-- PROBLEM REQUIREMENTS --
Transcribe every line exactly and omit anything that is a picture.

-- PROVIDED MATERIAL --
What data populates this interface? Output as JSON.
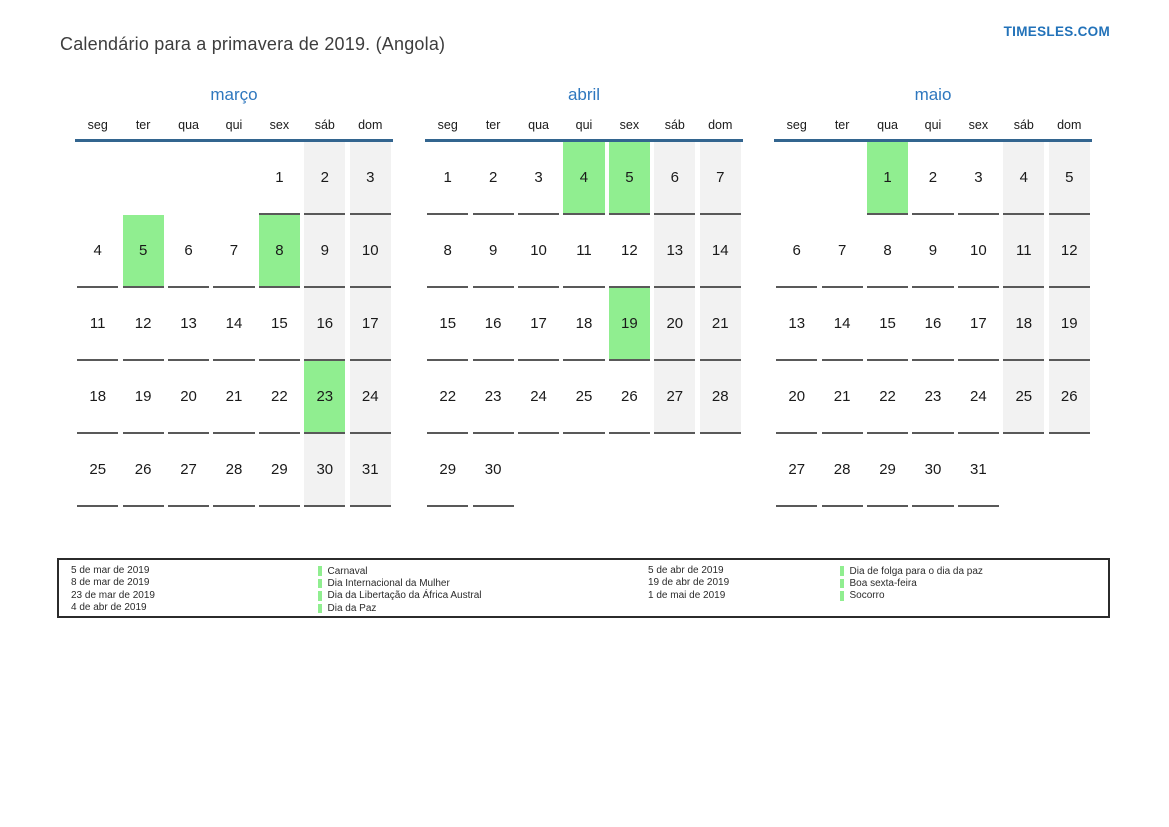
{
  "header": {
    "title": "Calendário para a primavera de 2019. (Angola)",
    "site": "TIMESLES.COM"
  },
  "weekdays": [
    "seg",
    "ter",
    "qua",
    "qui",
    "sex",
    "sáb",
    "dom"
  ],
  "weekend_column_indexes": [
    5,
    6
  ],
  "months": [
    {
      "name": "março",
      "highlighted": [
        5,
        8,
        23
      ],
      "weeks": [
        [
          null,
          null,
          null,
          null,
          1,
          2,
          3
        ],
        [
          4,
          5,
          6,
          7,
          8,
          9,
          10
        ],
        [
          11,
          12,
          13,
          14,
          15,
          16,
          17
        ],
        [
          18,
          19,
          20,
          21,
          22,
          23,
          24
        ],
        [
          25,
          26,
          27,
          28,
          29,
          30,
          31
        ]
      ]
    },
    {
      "name": "abril",
      "highlighted": [
        4,
        5,
        19
      ],
      "weeks": [
        [
          1,
          2,
          3,
          4,
          5,
          6,
          7
        ],
        [
          8,
          9,
          10,
          11,
          12,
          13,
          14
        ],
        [
          15,
          16,
          17,
          18,
          19,
          20,
          21
        ],
        [
          22,
          23,
          24,
          25,
          26,
          27,
          28
        ],
        [
          29,
          30,
          null,
          null,
          null,
          null,
          null
        ]
      ]
    },
    {
      "name": "maio",
      "highlighted": [
        1
      ],
      "weeks": [
        [
          null,
          null,
          1,
          2,
          3,
          4,
          5
        ],
        [
          6,
          7,
          8,
          9,
          10,
          11,
          12
        ],
        [
          13,
          14,
          15,
          16,
          17,
          18,
          19
        ],
        [
          20,
          21,
          22,
          23,
          24,
          25,
          26
        ],
        [
          27,
          28,
          29,
          30,
          31,
          null,
          null
        ]
      ]
    }
  ],
  "legend": {
    "columns": [
      {
        "dates": [
          "5 de mar de 2019",
          "8 de mar de 2019",
          "23 de mar de 2019",
          "4 de abr de 2019"
        ],
        "holidays": [
          "Carnaval",
          "Dia Internacional da Mulher",
          "Dia da Libertação da África Austral",
          "Dia da Paz"
        ]
      },
      {
        "dates": [
          "5 de abr de 2019",
          "19 de abr de 2019",
          "1 de mai de 2019"
        ],
        "holidays": [
          "Dia de folga para o dia da paz",
          "Boa sexta-feira",
          "Socorro"
        ]
      }
    ]
  },
  "colors": {
    "accent_blue": "#2e77be",
    "link_blue": "#2272b9",
    "header_line_blue": "#33658f",
    "highlight_green": "#90ee90",
    "weekend_gray": "#f2f2f2",
    "cell_underline": "#595959",
    "title_gray": "#3d3d3d",
    "legend_border": "#2b2b2b"
  }
}
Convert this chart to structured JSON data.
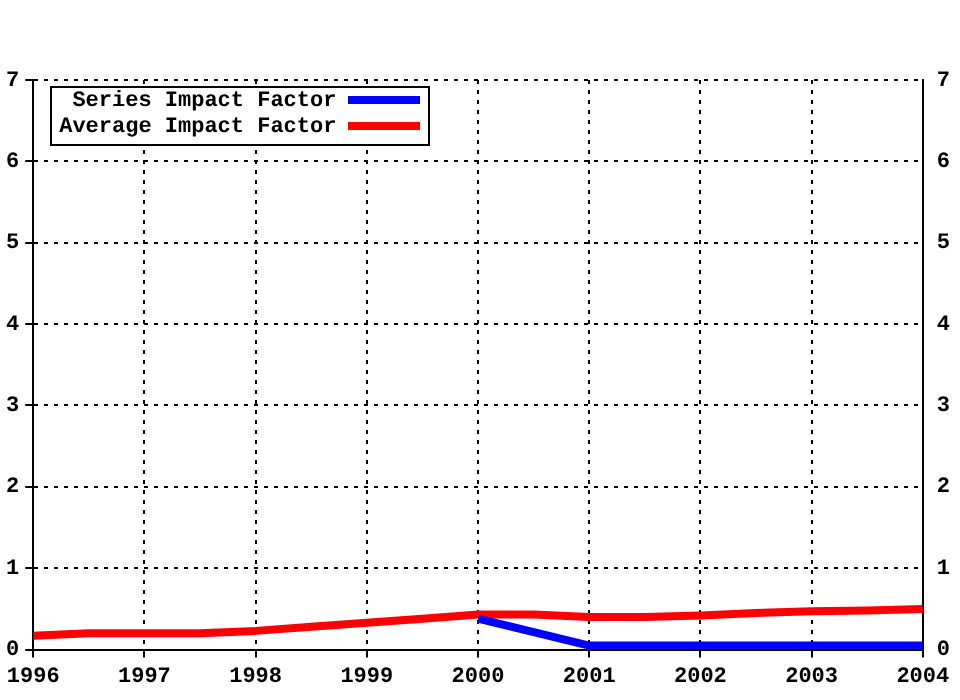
{
  "chart_data": {
    "type": "line",
    "x": [
      1996,
      1996.5,
      1997,
      1997.5,
      1998,
      1998.5,
      1999,
      1999.5,
      2000,
      2000.5,
      2001,
      2001.5,
      2002,
      2002.5,
      2003,
      2003.5,
      2004
    ],
    "series": [
      {
        "name": "Series Impact Factor",
        "color": "#0000ff",
        "x": [
          2000,
          2001,
          2004
        ],
        "values": [
          0.38,
          0.05,
          0.05
        ]
      },
      {
        "name": "Average Impact Factor",
        "color": "#ff0000",
        "values": [
          0.17,
          0.2,
          0.2,
          0.2,
          0.23,
          0.28,
          0.33,
          0.38,
          0.43,
          0.43,
          0.4,
          0.4,
          0.42,
          0.45,
          0.47,
          0.48,
          0.5
        ]
      }
    ],
    "xlim": [
      1996,
      2004
    ],
    "xticks": [
      1996,
      1997,
      1998,
      1999,
      2000,
      2001,
      2002,
      2003,
      2004
    ],
    "ylim": [
      0,
      7
    ],
    "yticks": [
      0,
      1,
      2,
      3,
      4,
      5,
      6,
      7
    ],
    "y2lim": [
      0,
      7
    ],
    "y2ticks": [
      0,
      1,
      2,
      3,
      4,
      5,
      6,
      7
    ],
    "grid": true,
    "legend": "top left",
    "marker": "none",
    "line_style": "solid"
  }
}
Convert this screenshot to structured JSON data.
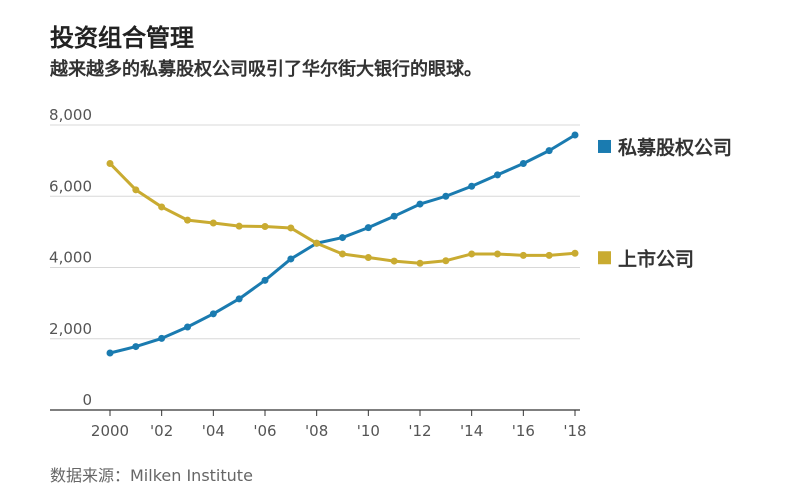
{
  "chart_data": {
    "type": "line",
    "title": "投资组合管理",
    "subtitle": "越来越多的私募股权公司吸引了华尔街大银行的眼球。",
    "source": "数据来源：Milken Institute",
    "x": [
      2000,
      2001,
      2002,
      2003,
      2004,
      2005,
      2006,
      2007,
      2008,
      2009,
      2010,
      2011,
      2012,
      2013,
      2014,
      2015,
      2016,
      2017,
      2018
    ],
    "x_tick_values": [
      2000,
      2002,
      2004,
      2006,
      2008,
      2010,
      2012,
      2014,
      2016,
      2018
    ],
    "x_tick_labels": [
      "2000",
      "'02",
      "'04",
      "'06",
      "'08",
      "'10",
      "'12",
      "'14",
      "'16",
      "'18"
    ],
    "y_tick_values": [
      0,
      2000,
      4000,
      6000,
      8000
    ],
    "y_tick_labels": [
      "0",
      "2,000",
      "4,000",
      "6,000",
      "8,000"
    ],
    "xlim": [
      2000,
      2018
    ],
    "ylim": [
      0,
      8000
    ],
    "grid": true,
    "legend_placement": "right",
    "series": [
      {
        "name": "私募股权公司",
        "color": "#1a7bb0",
        "values": [
          1600,
          1780,
          2010,
          2330,
          2700,
          3120,
          3640,
          4240,
          4680,
          4840,
          5120,
          5440,
          5780,
          6000,
          6280,
          6600,
          6920,
          7280,
          7720
        ]
      },
      {
        "name": "上市公司",
        "color": "#c9ab31",
        "values": [
          6920,
          6180,
          5700,
          5330,
          5250,
          5160,
          5150,
          5110,
          4680,
          4380,
          4280,
          4180,
          4120,
          4190,
          4380,
          4380,
          4340,
          4340,
          4400
        ]
      }
    ]
  }
}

-- FINAL RESULT --
What data populates this interface? Output as JSON.
{
  "header": {
    "title": "Calendário para a primavera de 2019. (Angola)",
    "site": "TIMESLES.COM"
  },
  "weekdays": [
    "seg",
    "ter",
    "qua",
    "qui",
    "sex",
    "sáb",
    "dom"
  ],
  "weekend_column_indexes": [
    5,
    6
  ],
  "months": [
    {
      "name": "março",
      "highlighted": [
        5,
        8,
        23
      ],
      "weeks": [
        [
          null,
          null,
          null,
          null,
          1,
          2,
          3
        ],
        [
          4,
          5,
          6,
          7,
          8,
          9,
          10
        ],
        [
          11,
          12,
          13,
          14,
          15,
          16,
          17
        ],
        [
          18,
          19,
          20,
          21,
          22,
          23,
          24
        ],
        [
          25,
          26,
          27,
          28,
          29,
          30,
          31
        ]
      ]
    },
    {
      "name": "abril",
      "highlighted": [
        4,
        5,
        19
      ],
      "weeks": [
        [
          1,
          2,
          3,
          4,
          5,
          6,
          7
        ],
        [
          8,
          9,
          10,
          11,
          12,
          13,
          14
        ],
        [
          15,
          16,
          17,
          18,
          19,
          20,
          21
        ],
        [
          22,
          23,
          24,
          25,
          26,
          27,
          28
        ],
        [
          29,
          30,
          null,
          null,
          null,
          null,
          null
        ]
      ]
    },
    {
      "name": "maio",
      "highlighted": [
        1
      ],
      "weeks": [
        [
          null,
          null,
          1,
          2,
          3,
          4,
          5
        ],
        [
          6,
          7,
          8,
          9,
          10,
          11,
          12
        ],
        [
          13,
          14,
          15,
          16,
          17,
          18,
          19
        ],
        [
          20,
          21,
          22,
          23,
          24,
          25,
          26
        ],
        [
          27,
          28,
          29,
          30,
          31,
          null,
          null
        ]
      ]
    }
  ],
  "legend": {
    "columns": [
      {
        "dates": [
          "5 de mar de 2019",
          "8 de mar de 2019",
          "23 de mar de 2019",
          "4 de abr de 2019"
        ],
        "holidays": [
          "Carnaval",
          "Dia Internacional da Mulher",
          "Dia da Libertação da África Austral",
          "Dia da Paz"
        ]
      },
      {
        "dates": [
          "5 de abr de 2019",
          "19 de abr de 2019",
          "1 de mai de 2019"
        ],
        "holidays": [
          "Dia de folga para o dia da paz",
          "Boa sexta-feira",
          "Socorro"
        ]
      }
    ]
  },
  "colors": {
    "accent_blue": "#2e77be",
    "link_blue": "#2272b9",
    "header_line_blue": "#33658f",
    "highlight_green": "#90ee90",
    "weekend_gray": "#f2f2f2",
    "cell_underline": "#595959",
    "title_gray": "#3d3d3d",
    "legend_border": "#2b2b2b"
  }
}
Convert this chart to structured JSON data.
{
  "chart_data": {
    "type": "line",
    "x": [
      1996,
      1996.5,
      1997,
      1997.5,
      1998,
      1998.5,
      1999,
      1999.5,
      2000,
      2000.5,
      2001,
      2001.5,
      2002,
      2002.5,
      2003,
      2003.5,
      2004
    ],
    "series": [
      {
        "name": "Series Impact Factor",
        "color": "#0000ff",
        "x": [
          2000,
          2001,
          2004
        ],
        "values": [
          0.38,
          0.05,
          0.05
        ]
      },
      {
        "name": "Average Impact Factor",
        "color": "#ff0000",
        "values": [
          0.17,
          0.2,
          0.2,
          0.2,
          0.23,
          0.28,
          0.33,
          0.38,
          0.43,
          0.43,
          0.4,
          0.4,
          0.42,
          0.45,
          0.47,
          0.48,
          0.5
        ]
      }
    ],
    "xlim": [
      1996,
      2004
    ],
    "xticks": [
      1996,
      1997,
      1998,
      1999,
      2000,
      2001,
      2002,
      2003,
      2004
    ],
    "ylim": [
      0,
      7
    ],
    "yticks": [
      0,
      1,
      2,
      3,
      4,
      5,
      6,
      7
    ],
    "y2lim": [
      0,
      7
    ],
    "y2ticks": [
      0,
      1,
      2,
      3,
      4,
      5,
      6,
      7
    ],
    "grid": true,
    "legend": "top left",
    "marker": "none",
    "line_style": "solid"
  }
}
Convert this screenshot to structured JSON data.
{
  "chart_data": {
    "type": "line",
    "title": "投资组合管理",
    "subtitle": "越来越多的私募股权公司吸引了华尔街大银行的眼球。",
    "source": "数据来源：Milken Institute",
    "x": [
      2000,
      2001,
      2002,
      2003,
      2004,
      2005,
      2006,
      2007,
      2008,
      2009,
      2010,
      2011,
      2012,
      2013,
      2014,
      2015,
      2016,
      2017,
      2018
    ],
    "x_tick_values": [
      2000,
      2002,
      2004,
      2006,
      2008,
      2010,
      2012,
      2014,
      2016,
      2018
    ],
    "x_tick_labels": [
      "2000",
      "'02",
      "'04",
      "'06",
      "'08",
      "'10",
      "'12",
      "'14",
      "'16",
      "'18"
    ],
    "y_tick_values": [
      0,
      2000,
      4000,
      6000,
      8000
    ],
    "y_tick_labels": [
      "0",
      "2,000",
      "4,000",
      "6,000",
      "8,000"
    ],
    "xlim": [
      2000,
      2018
    ],
    "ylim": [
      0,
      8000
    ],
    "grid": true,
    "legend_placement": "right",
    "series": [
      {
        "name": "私募股权公司",
        "color": "#1a7bb0",
        "values": [
          1600,
          1780,
          2010,
          2330,
          2700,
          3120,
          3640,
          4240,
          4680,
          4840,
          5120,
          5440,
          5780,
          6000,
          6280,
          6600,
          6920,
          7280,
          7720
        ]
      },
      {
        "name": "上市公司",
        "color": "#c9ab31",
        "values": [
          6920,
          6180,
          5700,
          5330,
          5250,
          5160,
          5150,
          5110,
          4680,
          4380,
          4280,
          4180,
          4120,
          4190,
          4380,
          4380,
          4340,
          4340,
          4400
        ]
      }
    ]
  }
}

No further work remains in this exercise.